_Task brief_
Reproduce all the entries precisely.

# start of Information provided

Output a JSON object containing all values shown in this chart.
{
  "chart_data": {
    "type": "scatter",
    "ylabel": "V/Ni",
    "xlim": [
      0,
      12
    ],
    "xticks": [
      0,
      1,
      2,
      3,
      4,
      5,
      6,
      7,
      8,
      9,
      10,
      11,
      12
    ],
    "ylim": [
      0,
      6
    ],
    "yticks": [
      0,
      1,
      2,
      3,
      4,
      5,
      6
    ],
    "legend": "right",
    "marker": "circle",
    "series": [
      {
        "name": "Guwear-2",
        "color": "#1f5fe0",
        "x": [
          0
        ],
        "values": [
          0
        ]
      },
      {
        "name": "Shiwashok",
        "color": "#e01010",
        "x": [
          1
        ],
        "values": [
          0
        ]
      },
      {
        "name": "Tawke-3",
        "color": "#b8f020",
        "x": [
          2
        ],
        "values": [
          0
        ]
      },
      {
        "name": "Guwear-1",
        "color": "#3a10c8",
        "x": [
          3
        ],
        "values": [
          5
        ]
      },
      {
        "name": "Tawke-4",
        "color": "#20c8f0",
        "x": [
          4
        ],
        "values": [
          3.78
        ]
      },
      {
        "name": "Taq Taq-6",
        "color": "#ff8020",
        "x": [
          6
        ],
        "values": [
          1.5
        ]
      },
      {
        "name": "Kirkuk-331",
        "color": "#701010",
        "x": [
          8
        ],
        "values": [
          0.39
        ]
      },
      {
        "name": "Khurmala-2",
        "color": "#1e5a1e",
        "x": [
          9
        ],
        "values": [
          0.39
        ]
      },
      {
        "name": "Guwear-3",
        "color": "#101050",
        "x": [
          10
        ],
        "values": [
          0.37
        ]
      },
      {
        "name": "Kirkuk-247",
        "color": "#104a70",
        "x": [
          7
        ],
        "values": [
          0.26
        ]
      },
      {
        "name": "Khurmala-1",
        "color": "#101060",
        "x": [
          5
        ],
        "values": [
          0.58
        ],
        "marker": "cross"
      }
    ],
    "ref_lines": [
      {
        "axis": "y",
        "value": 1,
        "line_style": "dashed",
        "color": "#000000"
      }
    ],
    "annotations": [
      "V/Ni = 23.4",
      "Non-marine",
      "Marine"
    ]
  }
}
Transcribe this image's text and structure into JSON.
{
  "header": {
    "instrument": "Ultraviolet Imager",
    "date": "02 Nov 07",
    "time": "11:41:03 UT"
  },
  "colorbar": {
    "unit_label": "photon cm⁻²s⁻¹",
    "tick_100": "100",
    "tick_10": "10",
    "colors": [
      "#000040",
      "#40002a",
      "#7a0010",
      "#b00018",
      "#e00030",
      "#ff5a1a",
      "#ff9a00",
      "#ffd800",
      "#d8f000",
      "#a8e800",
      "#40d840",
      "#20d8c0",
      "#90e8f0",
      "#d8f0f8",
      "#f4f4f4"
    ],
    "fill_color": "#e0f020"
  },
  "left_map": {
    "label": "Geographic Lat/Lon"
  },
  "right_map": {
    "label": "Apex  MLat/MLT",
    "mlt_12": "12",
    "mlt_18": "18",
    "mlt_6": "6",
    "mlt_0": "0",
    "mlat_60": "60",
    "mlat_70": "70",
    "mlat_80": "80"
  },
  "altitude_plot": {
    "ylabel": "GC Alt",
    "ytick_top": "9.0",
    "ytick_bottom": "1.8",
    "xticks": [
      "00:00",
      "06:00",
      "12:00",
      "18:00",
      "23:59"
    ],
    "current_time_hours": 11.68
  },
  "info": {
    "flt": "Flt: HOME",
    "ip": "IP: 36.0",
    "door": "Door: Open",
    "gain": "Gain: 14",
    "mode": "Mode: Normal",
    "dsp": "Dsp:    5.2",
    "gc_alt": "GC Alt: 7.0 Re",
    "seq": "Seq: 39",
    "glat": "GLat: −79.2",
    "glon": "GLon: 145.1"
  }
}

# end of Information provided

_Response to the exercise_
Output a JSON object containing all values shown in this chart.
{
  "chart_data": {
    "type": "scatter",
    "ylabel": "V/Ni",
    "xlim": [
      0,
      12
    ],
    "xticks": [
      0,
      1,
      2,
      3,
      4,
      5,
      6,
      7,
      8,
      9,
      10,
      11,
      12
    ],
    "ylim": [
      0,
      6
    ],
    "yticks": [
      0,
      1,
      2,
      3,
      4,
      5,
      6
    ],
    "legend": "right",
    "marker": "circle",
    "series": [
      {
        "name": "Guwear-2",
        "color": "#1f5fe0",
        "x": [
          0
        ],
        "values": [
          0
        ]
      },
      {
        "name": "Shiwashok",
        "color": "#e01010",
        "x": [
          1
        ],
        "values": [
          0
        ]
      },
      {
        "name": "Tawke-3",
        "color": "#b8f020",
        "x": [
          2
        ],
        "values": [
          0
        ]
      },
      {
        "name": "Guwear-1",
        "color": "#3a10c8",
        "x": [
          3
        ],
        "values": [
          5
        ]
      },
      {
        "name": "Tawke-4",
        "color": "#20c8f0",
        "x": [
          4
        ],
        "values": [
          3.78
        ]
      },
      {
        "name": "Taq Taq-6",
        "color": "#ff8020",
        "x": [
          6
        ],
        "values": [
          1.5
        ]
      },
      {
        "name": "Kirkuk-331",
        "color": "#701010",
        "x": [
          8
        ],
        "values": [
          0.39
        ]
      },
      {
        "name": "Khurmala-2",
        "color": "#1e5a1e",
        "x": [
          9
        ],
        "values": [
          0.39
        ]
      },
      {
        "name": "Guwear-3",
        "color": "#101050",
        "x": [
          10
        ],
        "values": [
          0.37
        ]
      },
      {
        "name": "Kirkuk-247",
        "color": "#104a70",
        "x": [
          7
        ],
        "values": [
          0.26
        ]
      },
      {
        "name": "Khurmala-1",
        "color": "#101060",
        "x": [
          5
        ],
        "values": [
          0.58
        ],
        "marker": "cross"
      }
    ],
    "ref_lines": [
      {
        "axis": "y",
        "value": 1,
        "line_style": "dashed",
        "color": "#000000"
      }
    ],
    "annotations": [
      "V/Ni = 23.4",
      "Non-marine",
      "Marine"
    ]
  }
}
Transcribe this image's text and structure into JSON.
{
  "header": {
    "instrument": "Ultraviolet Imager",
    "date": "02 Nov 07",
    "time": "11:41:03 UT"
  },
  "colorbar": {
    "unit_label": "photon cm⁻²s⁻¹",
    "tick_100": "100",
    "tick_10": "10",
    "colors": [
      "#000040",
      "#40002a",
      "#7a0010",
      "#b00018",
      "#e00030",
      "#ff5a1a",
      "#ff9a00",
      "#ffd800",
      "#d8f000",
      "#a8e800",
      "#40d840",
      "#20d8c0",
      "#90e8f0",
      "#d8f0f8",
      "#f4f4f4"
    ],
    "fill_color": "#e0f020"
  },
  "left_map": {
    "label": "Geographic Lat/Lon"
  },
  "right_map": {
    "label": "Apex  MLat/MLT",
    "mlt_12": "12",
    "mlt_18": "18",
    "mlt_6": "6",
    "mlt_0": "0",
    "mlat_60": "60",
    "mlat_70": "70",
    "mlat_80": "80"
  },
  "altitude_plot": {
    "ylabel": "GC Alt",
    "ytick_top": "9.0",
    "ytick_bottom": "1.8",
    "xticks": [
      "00:00",
      "06:00",
      "12:00",
      "18:00",
      "23:59"
    ],
    "current_time_hours": 11.68
  },
  "info": {
    "flt": "Flt: HOME",
    "ip": "IP: 36.0",
    "door": "Door: Open",
    "gain": "Gain: 14",
    "mode": "Mode: Normal",
    "dsp": "Dsp:    5.2",
    "gc_alt": "GC Alt: 7.0 Re",
    "seq": "Seq: 39",
    "glat": "GLat: −79.2",
    "glon": "GLon: 145.1"
  }
}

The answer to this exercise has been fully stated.